**What you should do:** For each line below that holds the word "shNC", make a copy.

+++++

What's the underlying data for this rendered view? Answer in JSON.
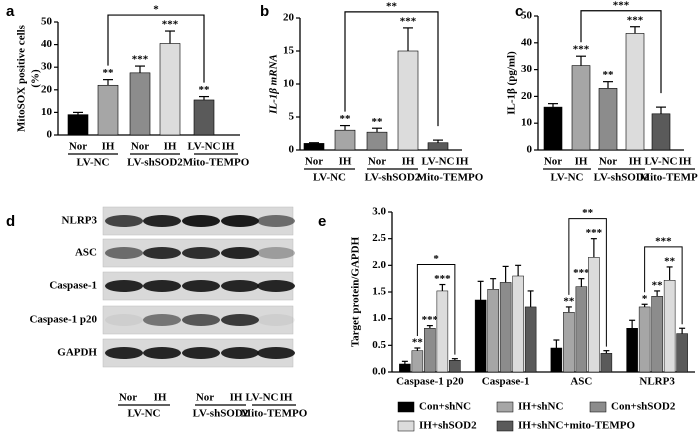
{
  "chart_data": [
    {
      "type": "bar",
      "panel": "a",
      "ylabel": [
        "MitoSOX positive cells",
        "(%)"
      ],
      "categories": [
        "Nor",
        "IH",
        "Nor",
        "IH",
        "LV-NC"
      ],
      "extra_label": "IH",
      "groups": [
        "LV-NC",
        "LV-shSOD2",
        "Mito-TEMPO"
      ],
      "values": [
        9,
        22,
        27.5,
        40.5,
        15.5
      ],
      "errors": [
        1,
        2.5,
        3,
        5.5,
        1.5
      ],
      "colors": [
        "#000000",
        "#a6a6a6",
        "#8c8c8c",
        "#dcdcdc",
        "#5a5a5a"
      ],
      "stars": [
        null,
        "**",
        "***",
        "***",
        "**"
      ],
      "bracket": "*",
      "ylim": [
        0,
        50
      ],
      "yticks": [
        0,
        10,
        20,
        30,
        40,
        50
      ]
    },
    {
      "type": "bar",
      "panel": "b",
      "ylabel": [
        "IL-1β mRNA"
      ],
      "categories": [
        "Nor",
        "IH",
        "Nor",
        "IH",
        "LV-NC"
      ],
      "extra_label": "IH",
      "groups": [
        "LV-NC",
        "LV-shSOD2",
        "Mito-TEMPO"
      ],
      "values": [
        1,
        3,
        2.7,
        15,
        1.1
      ],
      "errors": [
        0.1,
        0.7,
        0.6,
        3.5,
        0.4
      ],
      "colors": [
        "#000000",
        "#a6a6a6",
        "#8c8c8c",
        "#dcdcdc",
        "#5a5a5a"
      ],
      "stars": [
        null,
        "**",
        "**",
        "***",
        null
      ],
      "bracket": "**",
      "ylim": [
        0,
        20
      ],
      "yticks": [
        0,
        5,
        10,
        15,
        20
      ]
    },
    {
      "type": "bar",
      "panel": "c",
      "ylabel": [
        "IL-1β (pg/ml)"
      ],
      "categories": [
        "Nor",
        "IH",
        "Nor",
        "IH",
        "LV-NC"
      ],
      "extra_label": "IH",
      "groups": [
        "LV-NC",
        "LV-shSOD2",
        "Mito-TEMPO"
      ],
      "values": [
        16,
        31.5,
        23,
        43.5,
        13.5
      ],
      "errors": [
        1.3,
        3.5,
        2.5,
        2.5,
        2.5
      ],
      "colors": [
        "#000000",
        "#a6a6a6",
        "#8c8c8c",
        "#dcdcdc",
        "#5a5a5a"
      ],
      "stars": [
        null,
        "***",
        "**",
        "***",
        null
      ],
      "bracket": "***",
      "ylim": [
        0,
        50
      ],
      "yticks": [
        0,
        10,
        20,
        30,
        40,
        50
      ]
    },
    {
      "type": "blot",
      "panel": "d",
      "rows": [
        "NLRP3",
        "ASC",
        "Caspase-1",
        "Caspase-1 p20",
        "GAPDH"
      ],
      "categories": [
        "Nor",
        "IH",
        "Nor",
        "IH",
        "LV-NC"
      ],
      "extra_label": "IH",
      "groups": [
        "LV-NC",
        "LV-shSOD2",
        "Mito-TEMPO"
      ]
    },
    {
      "type": "grouped_bar",
      "panel": "e",
      "ylabel": "Target protein/GAPDH",
      "categories": [
        "Caspase-1 p20",
        "Caspase-1",
        "ASC",
        "NLRP3"
      ],
      "series": [
        {
          "name": "Con+shNC",
          "color": "#000000",
          "values": [
            0.15,
            1.35,
            0.45,
            0.82
          ],
          "errors": [
            0.05,
            0.35,
            0.15,
            0.15
          ],
          "stars": [
            null,
            null,
            null,
            null
          ]
        },
        {
          "name": "IH+shNC",
          "color": "#a6a6a6",
          "values": [
            0.4,
            1.55,
            1.12,
            1.22
          ],
          "errors": [
            0.05,
            0.2,
            0.1,
            0.05
          ],
          "stars": [
            "**",
            null,
            "**",
            "*"
          ]
        },
        {
          "name": "Con+shSOD2",
          "color": "#8c8c8c",
          "values": [
            0.82,
            1.68,
            1.6,
            1.42
          ],
          "errors": [
            0.05,
            0.3,
            0.15,
            0.1
          ],
          "stars": [
            "***",
            null,
            "***",
            "**"
          ]
        },
        {
          "name": "IH+shSOD2",
          "color": "#dcdcdc",
          "values": [
            1.52,
            1.8,
            2.15,
            1.72
          ],
          "errors": [
            0.12,
            0.2,
            0.35,
            0.25
          ],
          "stars": [
            "***",
            null,
            "***",
            "**"
          ]
        },
        {
          "name": "IH+shNC+mito-TEMPO",
          "color": "#5a5a5a",
          "values": [
            0.22,
            1.22,
            0.35,
            0.72
          ],
          "errors": [
            0.03,
            0.3,
            0.05,
            0.1
          ],
          "stars": [
            null,
            null,
            null,
            null
          ]
        }
      ],
      "brackets": [
        "*",
        null,
        "**",
        "***"
      ],
      "ylim": [
        0,
        3
      ],
      "yticks": [
        {
          "value": 0,
          "label": "0.0"
        },
        {
          "value": 0.5,
          "label": "0.5"
        },
        {
          "value": 1,
          "label": "1.0"
        },
        {
          "value": 1.5,
          "label": "1.5"
        },
        {
          "value": 2,
          "label": "2.0"
        },
        {
          "value": 2.5,
          "label": "2.5"
        },
        {
          "value": 3,
          "label": "3.0"
        }
      ]
    }
  ]
}
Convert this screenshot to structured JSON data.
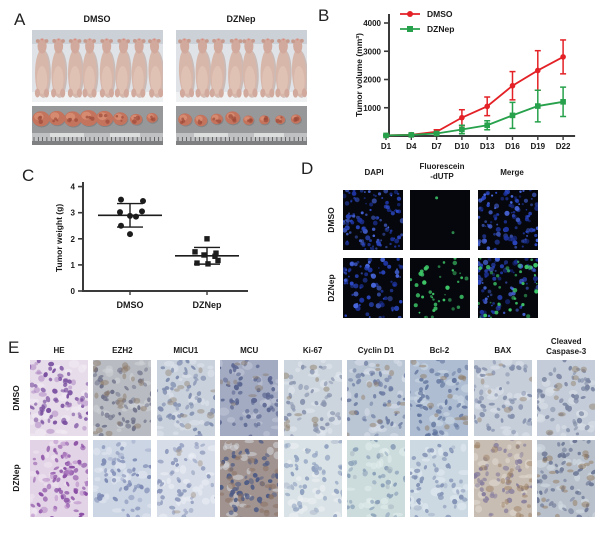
{
  "panel_a": {
    "label": "A",
    "groups": [
      {
        "label": "DMSO",
        "mice_count": 8,
        "tumor_sizes": [
          1.0,
          0.95,
          1.0,
          1.05,
          1.0,
          0.85,
          0.72,
          0.65
        ]
      },
      {
        "label": "DZNep",
        "mice_count": 8,
        "tumor_sizes": [
          0.8,
          0.75,
          0.7,
          0.85,
          0.62,
          0.6,
          0.58,
          0.6
        ]
      }
    ],
    "photo_colors": {
      "bg_top": "#c6ccd2",
      "bg_mid": "#dfe3e7",
      "bg_bottom": "#f0f1f2",
      "mouse_body": "#d8b7ab",
      "mouse_head": "#d2aa9d",
      "mouse_ear": "#c79a8e",
      "strip_bg": "#96989a",
      "ruler_bg": "#c0c1c3",
      "ruler_light": "#dcdddd",
      "tumor_main": "#c4735d",
      "tumor_light": "#d98f74",
      "tumor_dark": "#9c4a39"
    }
  },
  "panel_b": {
    "label": "B"
  },
  "panel_c": {
    "label": "C"
  },
  "panel_d": {
    "label": "D",
    "col_labels": [
      "DAPI",
      "Fluorescein\n-dUTP",
      "Merge"
    ],
    "row_labels": [
      "DMSO",
      "DZNep"
    ],
    "colors": {
      "background": "#05070d",
      "nucleus_blue": "#2c49c8",
      "tunel_green": "#3ec768"
    },
    "cells": [
      {
        "row": "DMSO",
        "col": "DAPI",
        "blue": 115,
        "green": 0
      },
      {
        "row": "DMSO",
        "col": "Fluorescein-dUTP",
        "blue": 0,
        "green": 2
      },
      {
        "row": "DMSO",
        "col": "Merge",
        "blue": 115,
        "green": 0
      },
      {
        "row": "DZNep",
        "col": "DAPI",
        "blue": 85,
        "green": 0
      },
      {
        "row": "DZNep",
        "col": "Fluorescein-dUTP",
        "blue": 0,
        "green": 42
      },
      {
        "row": "DZNep",
        "col": "Merge",
        "blue": 85,
        "green": 38
      }
    ]
  },
  "panel_e": {
    "label": "E",
    "col_labels": [
      "HE",
      "EZH2",
      "MICU1",
      "MCU",
      "Ki-67",
      "Cyclin D1",
      "Bcl-2",
      "BAX",
      "Cleaved\nCaspase-3"
    ],
    "row_labels": [
      "DMSO",
      "DZNep"
    ],
    "cells": [
      {
        "bg": "#e7dcea",
        "gap": "#f2ecf4",
        "nuc": "#7a4fa0",
        "acc": "#a97fc0",
        "nd": 72,
        "ad": 18
      },
      {
        "bg": "#b8bcc2",
        "gap": "#d0d3d8",
        "nuc": "#6e7088",
        "acc": "#8d7a68",
        "nd": 60,
        "ad": 24
      },
      {
        "bg": "#c9d1dc",
        "gap": "#e0e5ec",
        "nuc": "#7e8cae",
        "acc": "#9a8d80",
        "nd": 58,
        "ad": 12
      },
      {
        "bg": "#a3abc2",
        "gap": "#c3c9d8",
        "nuc": "#5a6590",
        "acc": "#8a7d72",
        "nd": 66,
        "ad": 10
      },
      {
        "bg": "#ccd4dd",
        "gap": "#e2e8ee",
        "nuc": "#8b96b0",
        "acc": "#8f7f6c",
        "nd": 58,
        "ad": 12
      },
      {
        "bg": "#bac6d4",
        "gap": "#d8e0ea",
        "nuc": "#6f7ea4",
        "acc": "#93806d",
        "nd": 60,
        "ad": 14
      },
      {
        "bg": "#aebdd2",
        "gap": "#cfdae6",
        "nuc": "#64779f",
        "acc": "#8f7c66",
        "nd": 62,
        "ad": 16
      },
      {
        "bg": "#c6ceda",
        "gap": "#dee4ec",
        "nuc": "#8490ac",
        "acc": "#9b8874",
        "nd": 58,
        "ad": 8
      },
      {
        "bg": "#c3ccd8",
        "gap": "#dce2ea",
        "nuc": "#7a85a2",
        "acc": "#96836f",
        "nd": 60,
        "ad": 10
      },
      {
        "bg": "#e3d3e6",
        "gap": "#f1e8f2",
        "nuc": "#8a4fa5",
        "acc": "#b07ec2",
        "nd": 82,
        "ad": 20
      },
      {
        "bg": "#ccd5e4",
        "gap": "#e3e9f2",
        "nuc": "#7f8cb5",
        "acc": "#9aa5c6",
        "nd": 56,
        "ad": 6
      },
      {
        "bg": "#d7dde8",
        "gap": "#ebeff5",
        "nuc": "#8c98bb",
        "acc": "#a89a8c",
        "nd": 52,
        "ad": 5
      },
      {
        "bg": "#a09390",
        "gap": "#d5d9de",
        "nuc": "#4f5c85",
        "acc": "#8a6f5f",
        "nd": 58,
        "ad": 30
      },
      {
        "bg": "#d9e2e6",
        "gap": "#ecf1f3",
        "nuc": "#90a2c0",
        "acc": "#a9b6ca",
        "nd": 54,
        "ad": 5
      },
      {
        "bg": "#ccdbdc",
        "gap": "#e4eeee",
        "nuc": "#8aa0b8",
        "acc": "#a3b3bd",
        "nd": 52,
        "ad": 6
      },
      {
        "bg": "#ccd8e2",
        "gap": "#e4ecf2",
        "nuc": "#8494b6",
        "acc": "#9faec6",
        "nd": 56,
        "ad": 5
      },
      {
        "bg": "#c8bdb2",
        "gap": "#e2dcd4",
        "nuc": "#887f9e",
        "acc": "#9c8063",
        "nd": 56,
        "ad": 28
      },
      {
        "bg": "#b8c0cc",
        "gap": "#d6dce4",
        "nuc": "#6b7694",
        "acc": "#94795c",
        "nd": 62,
        "ad": 22
      }
    ]
  },
  "chart_data": [
    {
      "type": "line",
      "panel": "B",
      "title": "",
      "xlabel": "",
      "ylabel": "Tumor volume (mm³)",
      "categories": [
        "D1",
        "D4",
        "D7",
        "D10",
        "D13",
        "D16",
        "D19",
        "D22"
      ],
      "ylim": [
        0,
        4000
      ],
      "yticks": [
        1000,
        2000,
        3000,
        4000
      ],
      "legend_position": "top-left",
      "grid": false,
      "series": [
        {
          "name": "DMSO",
          "color": "#e32126",
          "marker": "circle",
          "values": [
            20,
            45,
            150,
            650,
            1050,
            1780,
            2320,
            2800
          ],
          "errors": [
            15,
            25,
            70,
            280,
            330,
            500,
            700,
            600
          ]
        },
        {
          "name": "DZNep",
          "color": "#27a14b",
          "marker": "square",
          "values": [
            20,
            40,
            90,
            230,
            380,
            730,
            1060,
            1210
          ],
          "errors": [
            10,
            15,
            45,
            150,
            160,
            460,
            560,
            520
          ]
        }
      ]
    },
    {
      "type": "scatter",
      "panel": "C",
      "title": "",
      "xlabel": "",
      "ylabel": "Tumor weight (g)",
      "ylim": [
        0,
        4
      ],
      "yticks": [
        0,
        1,
        2,
        3,
        4
      ],
      "grid": false,
      "point_color": "#1c1c1c",
      "groups": [
        {
          "name": "DMSO",
          "marker": "circle",
          "mean": 2.9,
          "sd_low": 2.45,
          "sd_high": 3.35,
          "points": [
            {
              "dx": -9,
              "y": 3.5
            },
            {
              "dx": 13,
              "y": 3.45
            },
            {
              "dx": -10,
              "y": 3.02
            },
            {
              "dx": 12,
              "y": 3.05
            },
            {
              "dx": 0,
              "y": 2.88
            },
            {
              "dx": 6,
              "y": 2.85
            },
            {
              "dx": -9,
              "y": 2.5
            },
            {
              "dx": 0,
              "y": 2.18
            }
          ]
        },
        {
          "name": "DZNep",
          "marker": "square",
          "mean": 1.35,
          "sd_low": 1.03,
          "sd_high": 1.67,
          "points": [
            {
              "dx": 0,
              "y": 2.0
            },
            {
              "dx": -12,
              "y": 1.5
            },
            {
              "dx": 9,
              "y": 1.45
            },
            {
              "dx": -3,
              "y": 1.38
            },
            {
              "dx": 8,
              "y": 1.33
            },
            {
              "dx": -10,
              "y": 1.07
            },
            {
              "dx": 1,
              "y": 1.04
            },
            {
              "dx": 11,
              "y": 1.17
            }
          ]
        }
      ]
    }
  ]
}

+++++

**Written answer:**
          "name": "Con+shNC",
          "name": "IH+shNC",
          "name": "IH+shNC+mito-TEMPO",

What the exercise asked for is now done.